■ Records shown:
— begin —

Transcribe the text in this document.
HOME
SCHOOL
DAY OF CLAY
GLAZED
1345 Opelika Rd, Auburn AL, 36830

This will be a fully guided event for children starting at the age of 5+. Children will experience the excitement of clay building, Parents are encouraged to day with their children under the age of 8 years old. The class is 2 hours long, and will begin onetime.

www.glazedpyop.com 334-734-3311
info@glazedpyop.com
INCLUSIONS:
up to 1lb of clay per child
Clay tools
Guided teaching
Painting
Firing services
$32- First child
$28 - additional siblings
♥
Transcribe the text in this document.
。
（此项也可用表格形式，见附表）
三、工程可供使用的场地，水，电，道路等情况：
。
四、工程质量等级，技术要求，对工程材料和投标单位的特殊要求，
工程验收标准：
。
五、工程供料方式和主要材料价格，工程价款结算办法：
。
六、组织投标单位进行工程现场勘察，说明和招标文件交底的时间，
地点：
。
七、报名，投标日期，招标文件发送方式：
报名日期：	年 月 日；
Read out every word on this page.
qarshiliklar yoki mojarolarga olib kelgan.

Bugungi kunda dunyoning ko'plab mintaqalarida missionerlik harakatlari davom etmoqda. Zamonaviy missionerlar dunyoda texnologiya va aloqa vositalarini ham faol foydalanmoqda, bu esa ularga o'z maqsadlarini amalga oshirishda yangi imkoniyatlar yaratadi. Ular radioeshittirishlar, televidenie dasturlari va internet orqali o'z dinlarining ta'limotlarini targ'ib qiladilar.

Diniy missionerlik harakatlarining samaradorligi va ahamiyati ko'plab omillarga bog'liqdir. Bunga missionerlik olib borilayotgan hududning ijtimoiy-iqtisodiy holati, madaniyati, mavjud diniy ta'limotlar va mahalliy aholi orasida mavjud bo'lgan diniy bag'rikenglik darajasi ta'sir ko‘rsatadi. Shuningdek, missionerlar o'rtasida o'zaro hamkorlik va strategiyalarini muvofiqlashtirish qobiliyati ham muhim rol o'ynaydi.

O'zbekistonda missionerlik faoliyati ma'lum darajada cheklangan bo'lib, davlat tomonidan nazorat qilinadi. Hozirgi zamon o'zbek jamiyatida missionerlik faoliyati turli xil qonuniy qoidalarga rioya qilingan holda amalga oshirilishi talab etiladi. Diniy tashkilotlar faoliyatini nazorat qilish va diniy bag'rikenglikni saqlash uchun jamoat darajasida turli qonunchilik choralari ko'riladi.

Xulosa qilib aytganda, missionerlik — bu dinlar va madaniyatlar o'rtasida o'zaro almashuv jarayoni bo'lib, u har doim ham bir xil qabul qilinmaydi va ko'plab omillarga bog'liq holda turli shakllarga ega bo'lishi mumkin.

— end —

■ Your task:
Restate each of the entries above verbatim.

■ Answer to the task:
Transcribe the text in this document.
HOME
SCHOOL
DAY OF CLAY
GLAZED
1345 Opelika Rd, Auburn AL, 36830

This will be a fully guided event for children starting at the age of 5+. Children will experience the excitement of clay building, Parents are encouraged to day with their children under the age of 8 years old. The class is 2 hours long, and will begin onetime.

www.glazedpyop.com 334-734-3311
info@glazedpyop.com
INCLUSIONS:
up to 1lb of clay per child
Clay tools
Guided teaching
Painting
Firing services
$32- First child
$28 - additional siblings
♥
Transcribe the text in this document.
。
（此项也可用表格形式，见附表）
三、工程可供使用的场地，水，电，道路等情况：
。
四、工程质量等级，技术要求，对工程材料和投标单位的特殊要求，
工程验收标准：
。
五、工程供料方式和主要材料价格，工程价款结算办法：
。
六、组织投标单位进行工程现场勘察，说明和招标文件交底的时间，
地点：
。
七、报名，投标日期，招标文件发送方式：
报名日期：	年 月 日；
Read out every word on this page.
qarshiliklar yoki mojarolarga olib kelgan.

Bugungi kunda dunyoning ko'plab mintaqalarida missionerlik harakatlari davom etmoqda. Zamonaviy missionerlar dunyoda texnologiya va aloqa vositalarini ham faol foydalanmoqda, bu esa ularga o'z maqsadlarini amalga oshirishda yangi imkoniyatlar yaratadi. Ular radioeshittirishlar, televidenie dasturlari va internet orqali o'z dinlarining ta'limotlarini targ'ib qiladilar.

Diniy missionerlik harakatlarining samaradorligi va ahamiyati ko'plab omillarga bog'liqdir. Bunga missionerlik olib borilayotgan hududning ijtimoiy-iqtisodiy holati, madaniyati, mavjud diniy ta'limotlar va mahalliy aholi orasida mavjud bo'lgan diniy bag'rikenglik darajasi ta'sir ko‘rsatadi. Shuningdek, missionerlar o'rtasida o'zaro hamkorlik va strategiyalarini muvofiqlashtirish qobiliyati ham muhim rol o'ynaydi.

O'zbekistonda missionerlik faoliyati ma'lum darajada cheklangan bo'lib, davlat tomonidan nazorat qilinadi. Hozirgi zamon o'zbek jamiyatida missionerlik faoliyati turli xil qonuniy qoidalarga rioya qilingan holda amalga oshirilishi talab etiladi. Diniy tashkilotlar faoliyatini nazorat qilish va diniy bag'rikenglikni saqlash uchun jamoat darajasida turli qonunchilik choralari ko'riladi.

Xulosa qilib aytganda, missionerlik — bu dinlar va madaniyatlar o'rtasida o'zaro almashuv jarayoni bo'lib, u har doim ham bir xil qabul qilinmaydi va ko'plab omillarga bog'liq holda turli shakllarga ega bo'lishi mumkin.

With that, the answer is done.